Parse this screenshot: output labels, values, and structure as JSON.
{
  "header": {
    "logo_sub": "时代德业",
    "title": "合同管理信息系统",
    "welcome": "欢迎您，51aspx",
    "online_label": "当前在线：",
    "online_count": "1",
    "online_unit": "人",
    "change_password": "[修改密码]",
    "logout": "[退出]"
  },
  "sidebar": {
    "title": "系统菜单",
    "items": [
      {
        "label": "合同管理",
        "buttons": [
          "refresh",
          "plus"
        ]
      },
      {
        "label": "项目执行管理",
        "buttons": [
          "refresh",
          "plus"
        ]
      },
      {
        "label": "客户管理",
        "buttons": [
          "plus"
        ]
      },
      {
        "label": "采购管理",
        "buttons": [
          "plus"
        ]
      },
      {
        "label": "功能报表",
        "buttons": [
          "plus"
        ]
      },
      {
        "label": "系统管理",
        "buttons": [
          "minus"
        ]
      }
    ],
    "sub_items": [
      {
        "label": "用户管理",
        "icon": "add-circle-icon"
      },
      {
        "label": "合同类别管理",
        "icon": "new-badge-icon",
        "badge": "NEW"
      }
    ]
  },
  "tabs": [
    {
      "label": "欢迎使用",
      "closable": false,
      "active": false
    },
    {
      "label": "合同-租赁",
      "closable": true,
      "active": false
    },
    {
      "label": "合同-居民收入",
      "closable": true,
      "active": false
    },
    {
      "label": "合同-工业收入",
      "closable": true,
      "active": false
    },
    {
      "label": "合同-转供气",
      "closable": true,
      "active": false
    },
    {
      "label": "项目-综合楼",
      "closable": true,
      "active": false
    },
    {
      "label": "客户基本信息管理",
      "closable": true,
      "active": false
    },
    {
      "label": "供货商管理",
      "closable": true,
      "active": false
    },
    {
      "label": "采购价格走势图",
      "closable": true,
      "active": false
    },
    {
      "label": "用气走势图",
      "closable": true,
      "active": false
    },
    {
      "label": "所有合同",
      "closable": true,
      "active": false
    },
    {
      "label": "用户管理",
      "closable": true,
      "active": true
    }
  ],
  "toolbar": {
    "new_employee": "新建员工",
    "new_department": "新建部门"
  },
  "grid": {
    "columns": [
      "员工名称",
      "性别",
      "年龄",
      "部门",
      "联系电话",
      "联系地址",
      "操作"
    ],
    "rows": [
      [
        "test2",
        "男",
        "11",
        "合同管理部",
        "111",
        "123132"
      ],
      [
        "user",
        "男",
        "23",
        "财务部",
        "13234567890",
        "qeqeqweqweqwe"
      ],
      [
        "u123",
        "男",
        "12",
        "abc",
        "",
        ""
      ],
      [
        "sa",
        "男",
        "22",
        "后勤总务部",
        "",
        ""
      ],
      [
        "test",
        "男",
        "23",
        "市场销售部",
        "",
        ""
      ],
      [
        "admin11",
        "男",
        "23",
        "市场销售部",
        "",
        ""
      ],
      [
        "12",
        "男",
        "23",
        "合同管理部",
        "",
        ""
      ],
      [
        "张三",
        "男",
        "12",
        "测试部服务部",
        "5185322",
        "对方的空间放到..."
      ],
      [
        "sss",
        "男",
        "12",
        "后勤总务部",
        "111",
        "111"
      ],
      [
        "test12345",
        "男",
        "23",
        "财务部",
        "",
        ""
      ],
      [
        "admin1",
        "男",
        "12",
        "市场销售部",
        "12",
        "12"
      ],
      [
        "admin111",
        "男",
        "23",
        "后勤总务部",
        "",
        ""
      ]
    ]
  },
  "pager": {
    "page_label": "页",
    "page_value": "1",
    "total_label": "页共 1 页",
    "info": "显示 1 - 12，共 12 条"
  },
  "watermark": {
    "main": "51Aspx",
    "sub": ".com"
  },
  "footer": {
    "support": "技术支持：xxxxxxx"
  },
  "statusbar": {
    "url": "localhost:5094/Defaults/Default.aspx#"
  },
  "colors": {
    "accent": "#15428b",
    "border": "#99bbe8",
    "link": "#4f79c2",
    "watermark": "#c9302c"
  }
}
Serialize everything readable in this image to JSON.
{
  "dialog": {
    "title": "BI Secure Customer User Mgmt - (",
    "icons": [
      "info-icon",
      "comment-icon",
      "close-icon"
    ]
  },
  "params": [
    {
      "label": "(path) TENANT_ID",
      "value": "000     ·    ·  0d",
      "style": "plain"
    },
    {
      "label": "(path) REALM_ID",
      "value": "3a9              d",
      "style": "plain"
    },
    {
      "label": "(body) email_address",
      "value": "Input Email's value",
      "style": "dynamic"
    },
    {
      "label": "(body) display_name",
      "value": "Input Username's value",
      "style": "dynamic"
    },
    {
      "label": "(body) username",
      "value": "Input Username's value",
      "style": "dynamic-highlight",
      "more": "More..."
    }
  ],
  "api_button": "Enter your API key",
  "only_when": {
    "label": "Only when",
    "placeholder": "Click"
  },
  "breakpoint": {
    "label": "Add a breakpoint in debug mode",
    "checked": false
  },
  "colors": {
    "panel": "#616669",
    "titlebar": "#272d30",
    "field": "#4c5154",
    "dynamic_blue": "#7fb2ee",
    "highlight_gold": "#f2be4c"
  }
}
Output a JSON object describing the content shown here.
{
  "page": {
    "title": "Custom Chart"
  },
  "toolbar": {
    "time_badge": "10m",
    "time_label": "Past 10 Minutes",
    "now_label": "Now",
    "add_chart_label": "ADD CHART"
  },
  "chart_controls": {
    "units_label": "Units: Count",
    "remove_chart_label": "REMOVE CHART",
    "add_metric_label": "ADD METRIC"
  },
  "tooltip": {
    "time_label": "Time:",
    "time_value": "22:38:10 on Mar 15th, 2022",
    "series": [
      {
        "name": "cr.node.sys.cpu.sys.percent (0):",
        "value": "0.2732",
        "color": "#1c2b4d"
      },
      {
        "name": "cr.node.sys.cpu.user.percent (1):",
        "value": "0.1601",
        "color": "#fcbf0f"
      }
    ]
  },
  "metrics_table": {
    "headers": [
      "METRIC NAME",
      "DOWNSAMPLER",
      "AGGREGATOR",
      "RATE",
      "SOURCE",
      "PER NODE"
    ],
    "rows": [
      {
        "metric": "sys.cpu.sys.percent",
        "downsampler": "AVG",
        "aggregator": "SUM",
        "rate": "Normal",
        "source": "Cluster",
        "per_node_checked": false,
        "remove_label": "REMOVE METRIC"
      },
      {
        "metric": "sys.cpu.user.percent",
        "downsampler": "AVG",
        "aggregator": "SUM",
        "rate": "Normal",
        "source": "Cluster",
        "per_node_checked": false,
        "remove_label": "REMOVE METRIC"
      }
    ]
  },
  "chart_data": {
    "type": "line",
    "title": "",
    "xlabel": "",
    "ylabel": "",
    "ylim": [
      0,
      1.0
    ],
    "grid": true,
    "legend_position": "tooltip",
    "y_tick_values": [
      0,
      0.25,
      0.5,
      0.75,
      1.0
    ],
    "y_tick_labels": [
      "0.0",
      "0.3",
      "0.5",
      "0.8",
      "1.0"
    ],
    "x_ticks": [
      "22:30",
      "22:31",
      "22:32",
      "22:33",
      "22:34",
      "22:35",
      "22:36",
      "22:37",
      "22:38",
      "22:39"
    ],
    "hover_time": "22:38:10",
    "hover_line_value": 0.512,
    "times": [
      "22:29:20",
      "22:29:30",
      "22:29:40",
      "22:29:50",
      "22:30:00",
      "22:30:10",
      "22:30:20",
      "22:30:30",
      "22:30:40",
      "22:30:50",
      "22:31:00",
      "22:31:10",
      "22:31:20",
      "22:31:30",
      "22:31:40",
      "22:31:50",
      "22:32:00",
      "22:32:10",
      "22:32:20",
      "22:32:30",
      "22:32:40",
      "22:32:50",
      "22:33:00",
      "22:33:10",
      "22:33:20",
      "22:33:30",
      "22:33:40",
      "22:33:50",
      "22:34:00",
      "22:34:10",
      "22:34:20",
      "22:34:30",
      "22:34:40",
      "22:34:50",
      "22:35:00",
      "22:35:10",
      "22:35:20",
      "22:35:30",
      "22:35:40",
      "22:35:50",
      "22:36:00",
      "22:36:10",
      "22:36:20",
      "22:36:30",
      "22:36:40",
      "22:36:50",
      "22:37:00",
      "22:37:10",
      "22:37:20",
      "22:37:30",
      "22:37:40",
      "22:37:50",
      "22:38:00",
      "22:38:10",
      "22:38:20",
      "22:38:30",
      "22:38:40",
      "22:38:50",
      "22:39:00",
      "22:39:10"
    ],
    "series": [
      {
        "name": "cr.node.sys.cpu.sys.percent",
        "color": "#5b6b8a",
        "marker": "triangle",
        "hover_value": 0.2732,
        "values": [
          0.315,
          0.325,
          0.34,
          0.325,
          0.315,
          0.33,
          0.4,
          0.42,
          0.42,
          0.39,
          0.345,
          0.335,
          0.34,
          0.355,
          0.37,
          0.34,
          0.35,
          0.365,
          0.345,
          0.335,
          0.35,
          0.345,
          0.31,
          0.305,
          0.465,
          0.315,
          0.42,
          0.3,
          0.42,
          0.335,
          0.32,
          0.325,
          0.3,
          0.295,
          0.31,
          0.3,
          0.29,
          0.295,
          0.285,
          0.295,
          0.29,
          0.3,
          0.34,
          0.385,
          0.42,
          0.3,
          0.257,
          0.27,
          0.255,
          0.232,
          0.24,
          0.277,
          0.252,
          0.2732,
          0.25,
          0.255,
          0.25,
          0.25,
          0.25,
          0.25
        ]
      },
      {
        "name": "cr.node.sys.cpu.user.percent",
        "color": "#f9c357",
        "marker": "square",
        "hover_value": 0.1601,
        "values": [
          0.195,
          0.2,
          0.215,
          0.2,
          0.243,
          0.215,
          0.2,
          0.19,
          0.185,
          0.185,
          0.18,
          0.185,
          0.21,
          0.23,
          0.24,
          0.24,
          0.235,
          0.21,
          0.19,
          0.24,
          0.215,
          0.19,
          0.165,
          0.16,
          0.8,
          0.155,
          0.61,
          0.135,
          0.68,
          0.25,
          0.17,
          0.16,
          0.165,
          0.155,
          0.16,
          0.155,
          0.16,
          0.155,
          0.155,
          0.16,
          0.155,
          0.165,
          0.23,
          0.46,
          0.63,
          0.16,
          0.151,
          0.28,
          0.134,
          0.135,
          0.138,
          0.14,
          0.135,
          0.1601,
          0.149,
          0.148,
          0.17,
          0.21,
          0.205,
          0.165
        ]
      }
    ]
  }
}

Task description: Give the number of lines above that hold the word "this", and nothing more.

Output: 2